* _Your instructions_
Go through the entries below and say how many lines hold the word "images". Nothing else is needed.
----- Task input
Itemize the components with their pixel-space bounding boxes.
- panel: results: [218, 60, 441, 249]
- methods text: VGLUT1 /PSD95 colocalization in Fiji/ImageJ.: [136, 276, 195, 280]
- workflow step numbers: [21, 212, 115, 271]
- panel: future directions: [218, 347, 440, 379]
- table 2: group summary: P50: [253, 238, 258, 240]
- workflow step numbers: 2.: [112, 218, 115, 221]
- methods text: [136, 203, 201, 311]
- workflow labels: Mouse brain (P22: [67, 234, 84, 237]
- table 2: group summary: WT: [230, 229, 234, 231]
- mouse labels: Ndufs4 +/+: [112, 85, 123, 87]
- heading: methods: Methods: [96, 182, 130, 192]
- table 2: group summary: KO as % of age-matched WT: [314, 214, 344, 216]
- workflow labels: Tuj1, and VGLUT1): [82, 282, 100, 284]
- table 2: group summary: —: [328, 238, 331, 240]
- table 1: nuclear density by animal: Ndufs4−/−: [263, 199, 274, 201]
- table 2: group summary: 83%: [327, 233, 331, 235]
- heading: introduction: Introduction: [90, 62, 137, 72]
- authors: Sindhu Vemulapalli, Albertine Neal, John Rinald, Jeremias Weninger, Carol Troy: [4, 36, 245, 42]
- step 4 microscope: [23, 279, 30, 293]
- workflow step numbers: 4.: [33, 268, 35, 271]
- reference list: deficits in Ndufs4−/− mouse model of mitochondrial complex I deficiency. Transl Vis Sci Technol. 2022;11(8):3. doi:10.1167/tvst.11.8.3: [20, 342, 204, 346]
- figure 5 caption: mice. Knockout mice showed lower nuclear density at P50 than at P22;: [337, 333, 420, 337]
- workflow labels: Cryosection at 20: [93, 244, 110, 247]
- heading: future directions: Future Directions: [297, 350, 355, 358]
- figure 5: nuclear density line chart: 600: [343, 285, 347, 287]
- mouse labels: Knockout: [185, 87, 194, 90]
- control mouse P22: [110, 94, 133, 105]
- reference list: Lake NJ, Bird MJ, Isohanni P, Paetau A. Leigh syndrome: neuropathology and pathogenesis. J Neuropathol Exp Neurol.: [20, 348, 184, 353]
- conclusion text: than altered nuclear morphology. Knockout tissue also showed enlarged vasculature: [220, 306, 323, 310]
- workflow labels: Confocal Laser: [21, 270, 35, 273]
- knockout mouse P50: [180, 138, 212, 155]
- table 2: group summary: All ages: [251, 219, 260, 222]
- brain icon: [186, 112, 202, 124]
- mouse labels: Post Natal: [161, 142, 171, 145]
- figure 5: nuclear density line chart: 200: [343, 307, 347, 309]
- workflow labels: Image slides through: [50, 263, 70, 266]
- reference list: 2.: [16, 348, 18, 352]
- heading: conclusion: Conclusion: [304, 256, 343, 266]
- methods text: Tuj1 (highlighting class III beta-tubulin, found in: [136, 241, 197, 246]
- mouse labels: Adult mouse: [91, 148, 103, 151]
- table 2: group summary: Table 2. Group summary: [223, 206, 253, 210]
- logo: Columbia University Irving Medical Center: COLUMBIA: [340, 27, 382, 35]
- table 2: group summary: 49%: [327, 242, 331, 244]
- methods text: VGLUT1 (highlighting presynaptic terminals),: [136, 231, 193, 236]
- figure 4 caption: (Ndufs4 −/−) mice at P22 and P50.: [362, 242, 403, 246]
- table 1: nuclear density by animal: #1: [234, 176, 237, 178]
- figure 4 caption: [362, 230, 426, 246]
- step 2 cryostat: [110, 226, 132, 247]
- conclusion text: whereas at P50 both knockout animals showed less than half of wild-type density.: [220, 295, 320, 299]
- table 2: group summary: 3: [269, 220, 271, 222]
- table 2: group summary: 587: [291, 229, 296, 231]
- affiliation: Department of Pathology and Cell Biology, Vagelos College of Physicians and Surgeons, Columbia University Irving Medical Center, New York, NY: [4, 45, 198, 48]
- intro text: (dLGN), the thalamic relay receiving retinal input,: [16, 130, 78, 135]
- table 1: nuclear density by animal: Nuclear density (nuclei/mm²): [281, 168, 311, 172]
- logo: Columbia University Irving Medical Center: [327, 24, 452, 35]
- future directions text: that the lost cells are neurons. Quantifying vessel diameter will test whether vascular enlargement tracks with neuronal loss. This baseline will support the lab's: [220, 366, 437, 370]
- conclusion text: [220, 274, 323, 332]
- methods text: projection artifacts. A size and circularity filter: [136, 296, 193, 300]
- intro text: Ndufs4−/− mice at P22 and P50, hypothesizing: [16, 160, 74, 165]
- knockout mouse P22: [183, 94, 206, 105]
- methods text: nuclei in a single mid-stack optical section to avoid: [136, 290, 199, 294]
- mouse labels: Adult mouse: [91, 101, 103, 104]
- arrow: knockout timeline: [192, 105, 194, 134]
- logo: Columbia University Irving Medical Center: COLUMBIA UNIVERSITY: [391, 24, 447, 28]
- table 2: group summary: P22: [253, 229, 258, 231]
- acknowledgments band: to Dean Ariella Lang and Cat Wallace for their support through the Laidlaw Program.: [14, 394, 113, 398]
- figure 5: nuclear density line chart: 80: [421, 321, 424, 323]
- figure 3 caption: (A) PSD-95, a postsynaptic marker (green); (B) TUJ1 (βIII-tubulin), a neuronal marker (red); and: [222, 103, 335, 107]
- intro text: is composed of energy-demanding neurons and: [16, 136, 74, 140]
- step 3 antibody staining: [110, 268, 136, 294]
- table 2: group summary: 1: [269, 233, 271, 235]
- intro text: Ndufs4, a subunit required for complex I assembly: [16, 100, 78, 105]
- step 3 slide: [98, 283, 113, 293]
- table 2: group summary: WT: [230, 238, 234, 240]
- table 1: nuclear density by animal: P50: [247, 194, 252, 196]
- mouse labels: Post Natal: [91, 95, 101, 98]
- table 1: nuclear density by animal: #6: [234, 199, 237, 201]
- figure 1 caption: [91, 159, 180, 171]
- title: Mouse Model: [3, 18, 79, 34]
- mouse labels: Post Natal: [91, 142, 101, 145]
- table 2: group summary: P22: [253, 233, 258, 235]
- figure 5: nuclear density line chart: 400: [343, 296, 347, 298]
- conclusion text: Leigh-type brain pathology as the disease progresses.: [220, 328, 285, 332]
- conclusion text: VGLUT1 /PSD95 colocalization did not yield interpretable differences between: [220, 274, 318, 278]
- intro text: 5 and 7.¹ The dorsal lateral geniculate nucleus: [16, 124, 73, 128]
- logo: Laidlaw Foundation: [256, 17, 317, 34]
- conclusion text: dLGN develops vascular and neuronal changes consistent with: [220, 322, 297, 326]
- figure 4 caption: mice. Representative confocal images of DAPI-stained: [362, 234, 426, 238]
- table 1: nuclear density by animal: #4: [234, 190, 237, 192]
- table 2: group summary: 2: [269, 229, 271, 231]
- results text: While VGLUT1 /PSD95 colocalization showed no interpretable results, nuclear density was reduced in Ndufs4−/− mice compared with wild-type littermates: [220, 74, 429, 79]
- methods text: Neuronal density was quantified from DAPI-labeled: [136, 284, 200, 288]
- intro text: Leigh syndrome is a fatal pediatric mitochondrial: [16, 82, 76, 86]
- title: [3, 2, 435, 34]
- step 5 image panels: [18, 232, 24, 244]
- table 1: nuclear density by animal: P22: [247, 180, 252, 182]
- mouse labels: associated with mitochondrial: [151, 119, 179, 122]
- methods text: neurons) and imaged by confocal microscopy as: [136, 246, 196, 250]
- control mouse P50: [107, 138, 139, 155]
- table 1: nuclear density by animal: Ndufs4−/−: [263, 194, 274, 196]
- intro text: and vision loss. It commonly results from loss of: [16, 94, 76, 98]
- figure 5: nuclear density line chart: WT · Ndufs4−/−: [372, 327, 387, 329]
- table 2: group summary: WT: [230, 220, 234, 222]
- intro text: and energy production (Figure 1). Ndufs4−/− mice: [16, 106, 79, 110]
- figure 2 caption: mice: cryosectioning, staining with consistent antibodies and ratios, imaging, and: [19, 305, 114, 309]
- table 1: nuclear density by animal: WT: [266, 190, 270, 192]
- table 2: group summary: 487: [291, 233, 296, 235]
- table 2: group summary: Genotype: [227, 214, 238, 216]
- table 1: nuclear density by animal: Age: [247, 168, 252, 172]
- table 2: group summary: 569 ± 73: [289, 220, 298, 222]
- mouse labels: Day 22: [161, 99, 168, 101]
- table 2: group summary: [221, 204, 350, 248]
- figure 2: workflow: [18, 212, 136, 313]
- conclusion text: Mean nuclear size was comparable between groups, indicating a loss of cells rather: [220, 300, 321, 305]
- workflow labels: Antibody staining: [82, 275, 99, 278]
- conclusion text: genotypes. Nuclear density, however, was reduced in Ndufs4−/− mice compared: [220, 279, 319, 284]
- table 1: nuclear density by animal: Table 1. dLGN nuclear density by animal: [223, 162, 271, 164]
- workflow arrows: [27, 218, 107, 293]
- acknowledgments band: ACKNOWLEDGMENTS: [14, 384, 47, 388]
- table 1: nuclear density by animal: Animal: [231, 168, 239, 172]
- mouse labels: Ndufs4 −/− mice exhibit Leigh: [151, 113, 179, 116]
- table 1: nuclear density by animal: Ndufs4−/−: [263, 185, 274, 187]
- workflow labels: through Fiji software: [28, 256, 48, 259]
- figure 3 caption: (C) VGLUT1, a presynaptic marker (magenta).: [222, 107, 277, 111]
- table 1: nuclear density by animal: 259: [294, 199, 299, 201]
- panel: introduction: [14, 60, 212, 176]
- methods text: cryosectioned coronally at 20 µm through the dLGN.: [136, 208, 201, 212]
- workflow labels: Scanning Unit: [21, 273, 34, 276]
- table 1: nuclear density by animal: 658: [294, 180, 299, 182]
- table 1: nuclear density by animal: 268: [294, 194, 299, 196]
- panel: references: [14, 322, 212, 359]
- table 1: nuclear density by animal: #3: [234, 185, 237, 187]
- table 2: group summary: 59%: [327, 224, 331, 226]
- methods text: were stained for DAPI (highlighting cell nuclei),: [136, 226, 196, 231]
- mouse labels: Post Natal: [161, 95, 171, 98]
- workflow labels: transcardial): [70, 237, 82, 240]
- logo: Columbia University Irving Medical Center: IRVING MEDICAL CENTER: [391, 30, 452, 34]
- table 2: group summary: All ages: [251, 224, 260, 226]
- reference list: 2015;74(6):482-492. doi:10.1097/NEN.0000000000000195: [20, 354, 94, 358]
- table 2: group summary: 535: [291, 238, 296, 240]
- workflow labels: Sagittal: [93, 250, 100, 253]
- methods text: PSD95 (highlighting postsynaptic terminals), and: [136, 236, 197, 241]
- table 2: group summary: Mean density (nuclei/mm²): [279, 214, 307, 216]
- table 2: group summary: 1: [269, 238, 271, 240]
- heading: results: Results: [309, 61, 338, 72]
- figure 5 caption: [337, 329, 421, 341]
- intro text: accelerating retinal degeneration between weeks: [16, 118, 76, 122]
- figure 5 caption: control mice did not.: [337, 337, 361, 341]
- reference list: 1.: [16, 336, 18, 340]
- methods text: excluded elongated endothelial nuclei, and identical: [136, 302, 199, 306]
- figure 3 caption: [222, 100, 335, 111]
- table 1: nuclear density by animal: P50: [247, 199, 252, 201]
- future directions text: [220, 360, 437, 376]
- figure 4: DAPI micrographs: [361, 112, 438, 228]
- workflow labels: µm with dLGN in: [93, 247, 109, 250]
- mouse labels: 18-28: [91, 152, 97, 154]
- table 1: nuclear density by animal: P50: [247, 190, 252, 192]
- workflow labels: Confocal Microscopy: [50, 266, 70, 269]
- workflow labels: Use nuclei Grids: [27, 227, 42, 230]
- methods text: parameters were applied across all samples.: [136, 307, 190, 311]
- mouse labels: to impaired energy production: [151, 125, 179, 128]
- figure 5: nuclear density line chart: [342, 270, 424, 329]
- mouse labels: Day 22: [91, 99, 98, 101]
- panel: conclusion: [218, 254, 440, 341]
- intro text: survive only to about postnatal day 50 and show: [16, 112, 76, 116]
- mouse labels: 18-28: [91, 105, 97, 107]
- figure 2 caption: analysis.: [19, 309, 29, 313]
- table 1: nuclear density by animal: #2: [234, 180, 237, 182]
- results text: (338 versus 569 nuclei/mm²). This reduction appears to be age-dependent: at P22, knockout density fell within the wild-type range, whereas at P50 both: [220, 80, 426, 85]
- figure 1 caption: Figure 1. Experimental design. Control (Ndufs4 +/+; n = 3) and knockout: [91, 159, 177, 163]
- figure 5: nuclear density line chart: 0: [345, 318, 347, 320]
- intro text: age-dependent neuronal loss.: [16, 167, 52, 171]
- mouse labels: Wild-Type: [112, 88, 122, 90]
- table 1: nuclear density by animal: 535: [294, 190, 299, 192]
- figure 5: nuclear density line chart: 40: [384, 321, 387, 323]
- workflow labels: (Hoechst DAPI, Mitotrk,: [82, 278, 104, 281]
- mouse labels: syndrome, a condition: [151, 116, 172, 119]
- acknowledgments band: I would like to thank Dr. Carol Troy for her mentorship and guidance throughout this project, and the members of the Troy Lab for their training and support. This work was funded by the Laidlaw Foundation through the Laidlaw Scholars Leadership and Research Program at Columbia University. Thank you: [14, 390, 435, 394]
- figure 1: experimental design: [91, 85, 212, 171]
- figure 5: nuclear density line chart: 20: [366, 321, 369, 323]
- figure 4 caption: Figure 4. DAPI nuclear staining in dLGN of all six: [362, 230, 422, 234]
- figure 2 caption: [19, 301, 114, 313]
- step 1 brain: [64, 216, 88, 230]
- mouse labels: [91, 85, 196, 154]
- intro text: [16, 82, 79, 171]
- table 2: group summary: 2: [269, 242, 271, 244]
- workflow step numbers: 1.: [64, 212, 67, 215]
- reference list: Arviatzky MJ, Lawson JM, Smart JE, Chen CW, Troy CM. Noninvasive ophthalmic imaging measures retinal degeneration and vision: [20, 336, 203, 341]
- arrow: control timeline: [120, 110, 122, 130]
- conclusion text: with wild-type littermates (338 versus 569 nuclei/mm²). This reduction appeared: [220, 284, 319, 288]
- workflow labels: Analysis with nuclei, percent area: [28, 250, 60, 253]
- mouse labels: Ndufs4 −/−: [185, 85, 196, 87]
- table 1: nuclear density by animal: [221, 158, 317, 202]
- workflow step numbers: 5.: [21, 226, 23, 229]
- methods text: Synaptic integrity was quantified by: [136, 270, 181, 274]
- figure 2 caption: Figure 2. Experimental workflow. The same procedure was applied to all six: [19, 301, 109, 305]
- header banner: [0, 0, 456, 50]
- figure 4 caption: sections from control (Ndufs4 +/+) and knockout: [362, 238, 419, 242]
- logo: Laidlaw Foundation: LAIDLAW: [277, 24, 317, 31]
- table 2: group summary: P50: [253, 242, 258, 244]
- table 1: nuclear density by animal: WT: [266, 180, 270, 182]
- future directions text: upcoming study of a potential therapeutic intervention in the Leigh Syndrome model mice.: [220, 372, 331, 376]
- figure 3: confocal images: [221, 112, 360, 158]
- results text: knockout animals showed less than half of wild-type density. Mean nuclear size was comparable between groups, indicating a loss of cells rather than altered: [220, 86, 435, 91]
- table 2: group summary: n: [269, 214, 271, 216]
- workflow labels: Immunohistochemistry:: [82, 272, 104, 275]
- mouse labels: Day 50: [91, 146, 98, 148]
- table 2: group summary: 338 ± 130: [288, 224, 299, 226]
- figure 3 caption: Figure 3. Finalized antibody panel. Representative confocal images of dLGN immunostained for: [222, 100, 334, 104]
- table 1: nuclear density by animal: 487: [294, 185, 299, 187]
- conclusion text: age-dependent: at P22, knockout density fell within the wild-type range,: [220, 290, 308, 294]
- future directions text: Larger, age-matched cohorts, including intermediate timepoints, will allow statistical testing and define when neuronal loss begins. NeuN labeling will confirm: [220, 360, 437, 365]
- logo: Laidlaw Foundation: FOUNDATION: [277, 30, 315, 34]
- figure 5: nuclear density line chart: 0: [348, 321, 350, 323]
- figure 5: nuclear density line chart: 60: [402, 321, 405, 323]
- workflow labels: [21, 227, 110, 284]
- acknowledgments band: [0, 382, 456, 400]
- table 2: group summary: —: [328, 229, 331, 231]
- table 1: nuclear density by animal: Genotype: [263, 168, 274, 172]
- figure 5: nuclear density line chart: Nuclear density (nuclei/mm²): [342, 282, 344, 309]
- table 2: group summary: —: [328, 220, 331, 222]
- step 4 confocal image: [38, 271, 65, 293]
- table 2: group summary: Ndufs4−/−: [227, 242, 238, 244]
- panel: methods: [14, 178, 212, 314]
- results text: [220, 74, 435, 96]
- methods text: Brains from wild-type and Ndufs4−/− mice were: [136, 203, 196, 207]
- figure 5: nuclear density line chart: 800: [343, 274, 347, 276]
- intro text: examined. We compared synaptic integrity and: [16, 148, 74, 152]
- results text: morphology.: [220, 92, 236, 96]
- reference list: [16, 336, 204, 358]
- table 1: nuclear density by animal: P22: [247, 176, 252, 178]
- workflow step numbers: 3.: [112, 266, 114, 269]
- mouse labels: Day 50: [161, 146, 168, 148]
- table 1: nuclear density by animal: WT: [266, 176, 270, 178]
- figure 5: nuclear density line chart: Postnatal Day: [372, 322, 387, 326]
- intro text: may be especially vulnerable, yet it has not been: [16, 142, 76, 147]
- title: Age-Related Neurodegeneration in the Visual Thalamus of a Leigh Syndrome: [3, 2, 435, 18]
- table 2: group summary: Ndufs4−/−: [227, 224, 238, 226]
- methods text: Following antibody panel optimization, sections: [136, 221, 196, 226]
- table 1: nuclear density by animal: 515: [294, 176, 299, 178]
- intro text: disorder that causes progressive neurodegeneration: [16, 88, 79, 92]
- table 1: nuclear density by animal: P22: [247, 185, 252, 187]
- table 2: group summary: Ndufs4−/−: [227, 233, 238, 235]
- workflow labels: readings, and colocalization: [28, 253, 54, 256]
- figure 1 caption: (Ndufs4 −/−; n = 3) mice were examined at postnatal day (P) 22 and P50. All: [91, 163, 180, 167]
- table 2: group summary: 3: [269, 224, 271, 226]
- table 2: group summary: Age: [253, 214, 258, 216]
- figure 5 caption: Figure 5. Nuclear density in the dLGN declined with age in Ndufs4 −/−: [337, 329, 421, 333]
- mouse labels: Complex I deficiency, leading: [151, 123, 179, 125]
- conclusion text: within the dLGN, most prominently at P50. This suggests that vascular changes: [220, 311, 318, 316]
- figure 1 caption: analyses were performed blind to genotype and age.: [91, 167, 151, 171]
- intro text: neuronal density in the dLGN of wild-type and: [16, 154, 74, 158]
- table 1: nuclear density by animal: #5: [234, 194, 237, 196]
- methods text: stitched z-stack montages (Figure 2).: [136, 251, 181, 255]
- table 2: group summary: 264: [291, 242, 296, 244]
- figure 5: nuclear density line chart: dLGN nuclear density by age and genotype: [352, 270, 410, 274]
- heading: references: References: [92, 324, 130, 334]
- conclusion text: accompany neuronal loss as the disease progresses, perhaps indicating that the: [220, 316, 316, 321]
----------
* _Task response_
3